Source data -

* START *

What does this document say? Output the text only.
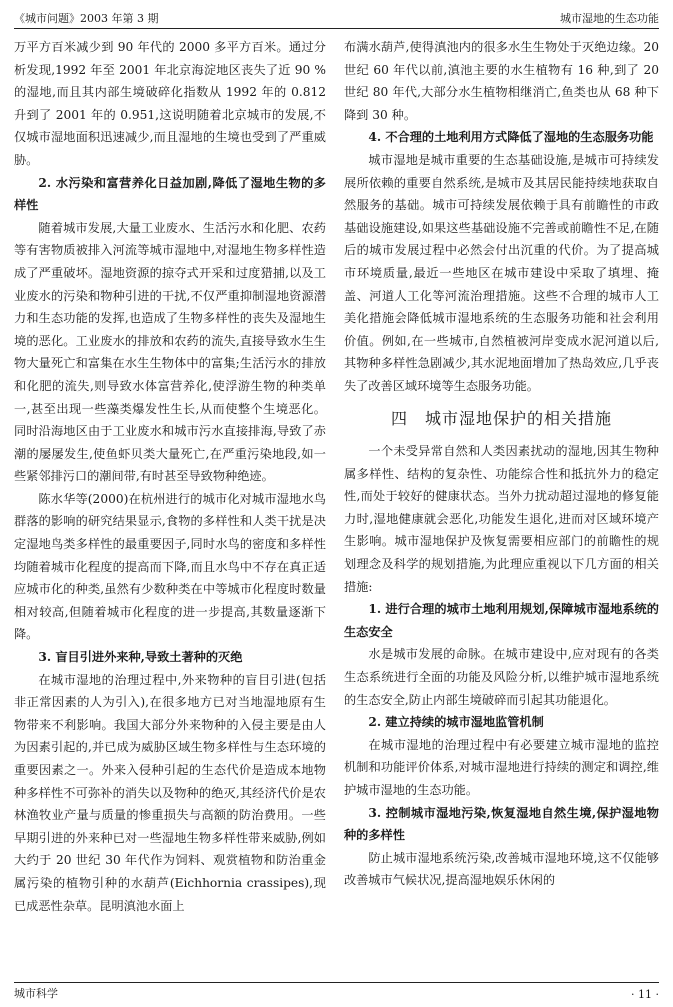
《城市问题》2003 年第 3 期	城市湿地的生态功能

万平方百米减少到 90 年代的 2000 多平方百米。通过分析发现,1992 年至 2001 年北京海淀地区丧失了近 90 %的湿地,而且其内部生境破碎化指数从 1992 年的 0.812 升到了 2001 年的 0.951,这说明随着北京城市的发展,不仅城市湿地面积迅速减少,而且湿地的生境也受到了严重威胁。

2. 水污染和富营养化日益加剧,降低了湿地生物的多样性

随着城市发展,大量工业废水、生活污水和化肥、农药等有害物质被排入河流等城市湿地中,对湿地生物多样性造成了严重破坏。湿地资源的掠夺式开采和过度猎捕,以及工业废水的污染和物种引进的干扰,不仅严重抑制湿地资源潜力和生态功能的发挥,也造成了生物多样性的丧失及湿地生境的恶化。工业废水的排放和农药的流失,直接导致水生生物大量死亡和富集在水生生物体中的富集;生活污水的排放和化肥的流失,则导致水体富营养化,使浮游生物的种类单一,甚至出现一些藻类爆发性生长,从而使整个生境恶化。同时沿海地区由于工业废水和城市污水直接排海,导致了赤潮的屡屡发生,使鱼虾贝类大量死亡,在严重污染地段,如一些紧邻排污口的潮间带,有时甚至导致物种绝迹。

陈水华等(2000)在杭州进行的城市化对城市湿地水鸟群落的影响的研究结果显示,食物的多样性和人类干扰是决定湿地鸟类多样性的最重要因子,同时水鸟的密度和多样性均随着城市化程度的提高而下降,而且水鸟中不存在真正适应城市化的种类,虽然有少数种类在中等城市化程度时数量相对较高,但随着城市化程度的进一步提高,其数量逐渐下降。

3. 盲目引进外来种,导致土著种的灭绝

在城市湿地的治理过程中,外来物种的盲目引进(包括非正常因素的人为引入),在很多地方已对当地湿地原有生物带来不利影响。我国大部分外来物种的入侵主要是由人为因素引起的,并已成为威胁区域生物多样性与生态环境的重要因素之一。外来入侵种引起的生态代价是造成本地物种多样性不可弥补的消失以及物种的绝灭,其经济代价是农林渔牧业产量与质量的惨重损失与高额的防治费用。一些早期引进的外来种已对一些湿地生物多样性带来威胁,例如大约于 20 世纪 30 年代作为饲料、观赏植物和防治重金属污染的植物引种的水葫芦(Eichhornia crassipes),现已成恶性杂草。昆明滇池水面上

布满水葫芦,使得滇池内的很多水生生物处于灭绝边缘。20 世纪 60 年代以前,滇池主要的水生植物有 16 种,到了 20 世纪 80 年代,大部分水生植物相继消亡,鱼类也从 68 种下降到 30 种。

4. 不合理的土地利用方式降低了湿地的生态服务功能

城市湿地是城市重要的生态基础设施,是城市可持续发展所依赖的重要自然系统,是城市及其居民能持续地获取自然服务的基础。城市可持续发展依赖于具有前瞻性的市政基础设施建设,如果这些基础设施不完善或前瞻性不足,在随后的城市发展过程中必然会付出沉重的代价。为了提高城市环境质量,最近一些地区在城市建设中采取了填埋、掩盖、河道人工化等河流治理措施。这些不合理的城市人工美化措施会降低城市湿地系统的生态服务功能和社会利用价值。例如,在一些城市,自然植被河岸变成水泥河道以后,其物种多样性急剧减少,其水泥地面增加了热岛效应,几乎丧失了改善区域环境等生态服务功能。

四　城市湿地保护的相关措施

一个未受异常自然和人类因素扰动的湿地,因其生物种属多样性、结构的复杂性、功能综合性和抵抗外力的稳定性,而处于较好的健康状态。当外力扰动超过湿地的修复能力时,湿地健康就会恶化,功能发生退化,进而对区域环境产生影响。城市湿地保护及恢复需要相应部门的前瞻性的规划理念及科学的规划措施,为此理应重视以下几方面的相关措施:

1. 进行合理的城市土地利用规划,保障城市湿地系统的生态安全

水是城市发展的命脉。在城市建设中,应对现有的各类生态系统进行全面的功能及风险分析,以维护城市湿地系统的生态安全,防止内部生境破碎而引起其功能退化。

2. 建立持续的城市湿地监管机制

在城市湿地的治理过程中有必要建立城市湿地的监控机制和功能评价体系,对城市湿地进行持续的测定和调控,维护城市湿地的生态功能。

3. 控制城市湿地污染,恢复湿地自然生境,保护湿地物种的多样性

防止城市湿地系统污染,改善城市湿地环境,这不仅能够改善城市气候状况,提高湿地娱乐休闲的

城市科学	· 11 ·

* END *

The problem - Restate the records above in full, word for word. Keep pictures out.

Solution to the exercise -
What does this document say? Output the text only.
《城市问题》2003 年第 3 期	城市湿地的生态功能

万平方百米减少到 90 年代的 2000 多平方百米。通过分析发现,1992 年至 2001 年北京海淀地区丧失了近 90 %的湿地,而且其内部生境破碎化指数从 1992 年的 0.812 升到了 2001 年的 0.951,这说明随着北京城市的发展,不仅城市湿地面积迅速减少,而且湿地的生境也受到了严重威胁。

2. 水污染和富营养化日益加剧,降低了湿地生物的多样性

随着城市发展,大量工业废水、生活污水和化肥、农药等有害物质被排入河流等城市湿地中,对湿地生物多样性造成了严重破坏。湿地资源的掠夺式开采和过度猎捕,以及工业废水的污染和物种引进的干扰,不仅严重抑制湿地资源潜力和生态功能的发挥,也造成了生物多样性的丧失及湿地生境的恶化。工业废水的排放和农药的流失,直接导致水生生物大量死亡和富集在水生生物体中的富集;生活污水的排放和化肥的流失,则导致水体富营养化,使浮游生物的种类单一,甚至出现一些藻类爆发性生长,从而使整个生境恶化。同时沿海地区由于工业废水和城市污水直接排海,导致了赤潮的屡屡发生,使鱼虾贝类大量死亡,在严重污染地段,如一些紧邻排污口的潮间带,有时甚至导致物种绝迹。

陈水华等(2000)在杭州进行的城市化对城市湿地水鸟群落的影响的研究结果显示,食物的多样性和人类干扰是决定湿地鸟类多样性的最重要因子,同时水鸟的密度和多样性均随着城市化程度的提高而下降,而且水鸟中不存在真正适应城市化的种类,虽然有少数种类在中等城市化程度时数量相对较高,但随着城市化程度的进一步提高,其数量逐渐下降。

3. 盲目引进外来种,导致土著种的灭绝

在城市湿地的治理过程中,外来物种的盲目引进(包括非正常因素的人为引入),在很多地方已对当地湿地原有生物带来不利影响。我国大部分外来物种的入侵主要是由人为因素引起的,并已成为威胁区域生物多样性与生态环境的重要因素之一。外来入侵种引起的生态代价是造成本地物种多样性不可弥补的消失以及物种的绝灭,其经济代价是农林渔牧业产量与质量的惨重损失与高额的防治费用。一些早期引进的外来种已对一些湿地生物多样性带来威胁,例如大约于 20 世纪 30 年代作为饲料、观赏植物和防治重金属污染的植物引种的水葫芦(Eichhornia crassipes),现已成恶性杂草。昆明滇池水面上

布满水葫芦,使得滇池内的很多水生生物处于灭绝边缘。20 世纪 60 年代以前,滇池主要的水生植物有 16 种,到了 20 世纪 80 年代,大部分水生植物相继消亡,鱼类也从 68 种下降到 30 种。

4. 不合理的土地利用方式降低了湿地的生态服务功能

城市湿地是城市重要的生态基础设施,是城市可持续发展所依赖的重要自然系统,是城市及其居民能持续地获取自然服务的基础。城市可持续发展依赖于具有前瞻性的市政基础设施建设,如果这些基础设施不完善或前瞻性不足,在随后的城市发展过程中必然会付出沉重的代价。为了提高城市环境质量,最近一些地区在城市建设中采取了填埋、掩盖、河道人工化等河流治理措施。这些不合理的城市人工美化措施会降低城市湿地系统的生态服务功能和社会利用价值。例如,在一些城市,自然植被河岸变成水泥河道以后,其物种多样性急剧减少,其水泥地面增加了热岛效应,几乎丧失了改善区域环境等生态服务功能。

四　城市湿地保护的相关措施

一个未受异常自然和人类因素扰动的湿地,因其生物种属多样性、结构的复杂性、功能综合性和抵抗外力的稳定性,而处于较好的健康状态。当外力扰动超过湿地的修复能力时,湿地健康就会恶化,功能发生退化,进而对区域环境产生影响。城市湿地保护及恢复需要相应部门的前瞻性的规划理念及科学的规划措施,为此理应重视以下几方面的相关措施:

1. 进行合理的城市土地利用规划,保障城市湿地系统的生态安全

水是城市发展的命脉。在城市建设中,应对现有的各类生态系统进行全面的功能及风险分析,以维护城市湿地系统的生态安全,防止内部生境破碎而引起其功能退化。

2. 建立持续的城市湿地监管机制

在城市湿地的治理过程中有必要建立城市湿地的监控机制和功能评价体系,对城市湿地进行持续的测定和调控,维护城市湿地的生态功能。

3. 控制城市湿地污染,恢复湿地自然生境,保护湿地物种的多样性

防止城市湿地系统污染,改善城市湿地环境,这不仅能够改善城市气候状况,提高湿地娱乐休闲的

城市科学	· 11 ·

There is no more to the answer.